What you need to do: Write out all of the lines below, exactly and completely.

Data entries:
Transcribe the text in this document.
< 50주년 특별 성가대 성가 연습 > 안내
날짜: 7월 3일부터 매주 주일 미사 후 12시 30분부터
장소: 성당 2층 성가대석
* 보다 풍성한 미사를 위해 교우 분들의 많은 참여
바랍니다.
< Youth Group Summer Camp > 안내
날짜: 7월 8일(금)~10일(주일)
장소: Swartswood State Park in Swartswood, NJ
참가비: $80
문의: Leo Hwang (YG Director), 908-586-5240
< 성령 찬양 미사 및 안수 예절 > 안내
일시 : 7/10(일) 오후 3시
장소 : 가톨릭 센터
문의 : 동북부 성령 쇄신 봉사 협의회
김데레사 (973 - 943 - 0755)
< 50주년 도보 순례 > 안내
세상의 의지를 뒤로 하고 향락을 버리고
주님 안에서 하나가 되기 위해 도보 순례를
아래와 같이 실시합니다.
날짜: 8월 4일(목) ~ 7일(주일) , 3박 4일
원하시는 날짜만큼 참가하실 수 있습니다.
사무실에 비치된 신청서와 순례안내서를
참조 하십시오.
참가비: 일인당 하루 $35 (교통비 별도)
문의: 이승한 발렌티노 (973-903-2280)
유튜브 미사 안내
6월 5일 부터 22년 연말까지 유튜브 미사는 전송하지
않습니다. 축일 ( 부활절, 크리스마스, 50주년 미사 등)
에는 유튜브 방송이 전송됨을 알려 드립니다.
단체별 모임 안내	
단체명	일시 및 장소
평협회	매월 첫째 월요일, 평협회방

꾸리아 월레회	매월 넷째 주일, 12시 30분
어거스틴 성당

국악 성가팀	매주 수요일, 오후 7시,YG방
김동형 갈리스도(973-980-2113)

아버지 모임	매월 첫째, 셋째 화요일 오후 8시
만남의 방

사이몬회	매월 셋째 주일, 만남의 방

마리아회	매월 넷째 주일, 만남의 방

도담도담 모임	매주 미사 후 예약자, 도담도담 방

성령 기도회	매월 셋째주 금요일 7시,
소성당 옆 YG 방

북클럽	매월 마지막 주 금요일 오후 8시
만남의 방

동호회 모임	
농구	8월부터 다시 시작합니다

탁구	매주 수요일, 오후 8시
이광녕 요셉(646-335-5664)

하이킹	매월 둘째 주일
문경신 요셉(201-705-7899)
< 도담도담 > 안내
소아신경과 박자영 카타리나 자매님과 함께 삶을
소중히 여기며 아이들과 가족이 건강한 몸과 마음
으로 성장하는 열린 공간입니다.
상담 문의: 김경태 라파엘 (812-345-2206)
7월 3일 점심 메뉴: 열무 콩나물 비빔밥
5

Written answer:
Transcribe the text in this document.
< 50주년 특별 성가대 성가 연습 > 안내
날짜: 7월 3일부터 매주 주일 미사 후 12시 30분부터
장소: 성당 2층 성가대석
* 보다 풍성한 미사를 위해 교우 분들의 많은 참여
바랍니다.
< Youth Group Summer Camp > 안내
날짜: 7월 8일(금)~10일(주일)
장소: Swartswood State Park in Swartswood, NJ
참가비: $80
문의: Leo Hwang (YG Director), 908-586-5240
< 성령 찬양 미사 및 안수 예절 > 안내
일시 : 7/10(일) 오후 3시
장소 : 가톨릭 센터
문의 : 동북부 성령 쇄신 봉사 협의회
김데레사 (973 - 943 - 0755)
< 50주년 도보 순례 > 안내
세상의 의지를 뒤로 하고 향락을 버리고
주님 안에서 하나가 되기 위해 도보 순례를
아래와 같이 실시합니다.
날짜: 8월 4일(목) ~ 7일(주일) , 3박 4일
원하시는 날짜만큼 참가하실 수 있습니다.
사무실에 비치된 신청서와 순례안내서를
참조 하십시오.
참가비: 일인당 하루 $35 (교통비 별도)
문의: 이승한 발렌티노 (973-903-2280)
유튜브 미사 안내
6월 5일 부터 22년 연말까지 유튜브 미사는 전송하지
않습니다. 축일 ( 부활절, 크리스마스, 50주년 미사 등)
에는 유튜브 방송이 전송됨을 알려 드립니다.
단체별 모임 안내	
단체명	일시 및 장소
평협회	매월 첫째 월요일, 평협회방

꾸리아 월레회	매월 넷째 주일, 12시 30분
어거스틴 성당

국악 성가팀	매주 수요일, 오후 7시,YG방
김동형 갈리스도(973-980-2113)

아버지 모임	매월 첫째, 셋째 화요일 오후 8시
만남의 방

사이몬회	매월 셋째 주일, 만남의 방

마리아회	매월 넷째 주일, 만남의 방

도담도담 모임	매주 미사 후 예약자, 도담도담 방

성령 기도회	매월 셋째주 금요일 7시,
소성당 옆 YG 방

북클럽	매월 마지막 주 금요일 오후 8시
만남의 방

동호회 모임	
농구	8월부터 다시 시작합니다

탁구	매주 수요일, 오후 8시
이광녕 요셉(646-335-5664)

하이킹	매월 둘째 주일
문경신 요셉(201-705-7899)
< 도담도담 > 안내
소아신경과 박자영 카타리나 자매님과 함께 삶을
소중히 여기며 아이들과 가족이 건강한 몸과 마음
으로 성장하는 열린 공간입니다.
상담 문의: 김경태 라파엘 (812-345-2206)
7월 3일 점심 메뉴: 열무 콩나물 비빔밥
5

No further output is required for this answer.